Work order 1:
Return the passage of the hydrocele treatment text starting with "Children ≤2 years" and going on through "surgery is recommended.", copied exactly.
Work order 2:
In the hydrocele treatment text, what proportion of patients may have a contralateral symptomatic hydrocele?

=== Page text ===

Approach
Hydroceles predominantly occur in males and are rare in females. Treatment depends on the age of the patient and the degree of discomfort or complications caused by the hydrocele.
Children ≤2 years of age
Many hydroceles resolve spontaneously before the age of 2 years and so observation is usually appropriate. Although, European guidelines suggest surgical correction may be indicated after 12 months, the clinical impression is that some cases will resolve and it is safe to wait for 2 years, unless there is bowel palpable in the groin and provided the testis has been evaluated and there is no evidence of underlying pathology.[19] However, if there is an inguinal component or abdominal contents are in the hydrocele sac, spontaneous resolution is unlikely and surgery is recommended.
Children 2-11 years of age
Open repair
Surgical repair is indicated for the persistence of a hydrocele beyond 2 years of age. The surgical approach involves open repair with an inguinal exploration, careful dissection of the hernia sac (processus vaginalis) from the cord structures, and a high ligation of the sac at the internal ring. Although there is no need to fix the distal hydrocele sac, if it remains tense, then it is best to incise it widely and sew it back upon itself to allow better drainage.[17] In hydrocele of the spermatic cord, the cystic mass is excised or unroofed.[19]
Laparoscopic exploration
Contralateral symptomatic hydrocele may be present in 3% to 5 % of patients.[26] While a contralateral open inguinal exploration may be used to investigate a contralateral patent processus vaginalis, endoscopy of the contralateral side through the ipsilateral hydrocele sac can be easily performed and obviates open exploration when the processus is closed.[26]
Bilateral repair
This is indicated for patients with an open contralateral internal ring, inguinal or scrotal pathology, or increased intraperitoneal fluid (e.g., following ventriculo-peritoneal shunts, peritoneal dialysis, or ascites).

=== Record excerpts ===

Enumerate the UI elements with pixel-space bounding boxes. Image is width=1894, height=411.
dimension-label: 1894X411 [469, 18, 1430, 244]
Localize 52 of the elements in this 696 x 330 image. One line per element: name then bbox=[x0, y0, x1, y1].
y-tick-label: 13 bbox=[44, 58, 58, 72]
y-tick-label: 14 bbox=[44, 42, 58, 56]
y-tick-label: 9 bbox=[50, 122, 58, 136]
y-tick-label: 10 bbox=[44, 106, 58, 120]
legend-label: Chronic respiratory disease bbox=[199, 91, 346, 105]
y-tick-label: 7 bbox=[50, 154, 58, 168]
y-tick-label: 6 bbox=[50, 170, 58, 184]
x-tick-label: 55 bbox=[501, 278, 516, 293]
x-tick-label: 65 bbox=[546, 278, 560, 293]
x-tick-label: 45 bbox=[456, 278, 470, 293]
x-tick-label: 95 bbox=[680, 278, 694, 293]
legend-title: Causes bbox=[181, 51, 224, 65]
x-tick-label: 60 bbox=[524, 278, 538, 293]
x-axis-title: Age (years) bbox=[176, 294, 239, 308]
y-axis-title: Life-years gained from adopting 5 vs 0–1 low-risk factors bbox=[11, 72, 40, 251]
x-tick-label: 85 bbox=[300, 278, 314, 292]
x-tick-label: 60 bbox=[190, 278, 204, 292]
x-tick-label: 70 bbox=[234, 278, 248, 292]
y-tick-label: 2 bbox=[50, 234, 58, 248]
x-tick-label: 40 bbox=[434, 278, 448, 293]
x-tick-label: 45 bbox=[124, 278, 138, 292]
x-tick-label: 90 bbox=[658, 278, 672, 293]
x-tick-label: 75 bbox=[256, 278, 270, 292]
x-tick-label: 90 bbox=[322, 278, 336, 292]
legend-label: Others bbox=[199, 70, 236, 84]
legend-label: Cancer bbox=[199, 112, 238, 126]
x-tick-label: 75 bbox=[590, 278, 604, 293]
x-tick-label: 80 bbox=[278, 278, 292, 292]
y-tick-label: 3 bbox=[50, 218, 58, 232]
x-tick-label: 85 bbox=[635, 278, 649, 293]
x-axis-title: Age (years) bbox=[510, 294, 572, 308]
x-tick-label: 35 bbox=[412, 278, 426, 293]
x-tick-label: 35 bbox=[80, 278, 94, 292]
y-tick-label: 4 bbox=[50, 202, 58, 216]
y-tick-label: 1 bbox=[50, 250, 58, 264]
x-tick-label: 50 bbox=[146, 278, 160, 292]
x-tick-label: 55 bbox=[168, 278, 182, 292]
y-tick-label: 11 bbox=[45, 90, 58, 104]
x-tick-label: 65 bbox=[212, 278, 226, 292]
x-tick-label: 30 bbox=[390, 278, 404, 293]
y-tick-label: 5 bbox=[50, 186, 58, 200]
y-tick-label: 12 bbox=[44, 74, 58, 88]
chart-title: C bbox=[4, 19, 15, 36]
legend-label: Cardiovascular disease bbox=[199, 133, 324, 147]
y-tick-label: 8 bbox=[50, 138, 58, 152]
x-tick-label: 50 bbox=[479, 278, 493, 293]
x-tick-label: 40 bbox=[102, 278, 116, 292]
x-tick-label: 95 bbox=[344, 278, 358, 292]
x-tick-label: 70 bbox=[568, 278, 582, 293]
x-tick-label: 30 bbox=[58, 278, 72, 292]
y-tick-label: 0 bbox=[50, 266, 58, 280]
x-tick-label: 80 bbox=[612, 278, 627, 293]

===

Worked solution 1:
Children ≤2 years of age
Many hydroceles resolve spontaneously before the age of 2 years and so observation is usually appropriate. Although, European guidelines suggest surgical correction may be indicated after 12 months, the clinical impression is that some cases will resolve and it is safe to wait for 2 years, unless there is bowel palpable in the groin and provided the testis has been evaluated and there is no evidence of underlying pathology.[19] However, if there is an inguinal component or abdominal contents are in the hydrocele sac, spontaneous resolution is unlikely and surgery is recommended.

Worked solution 2:
3% to 5%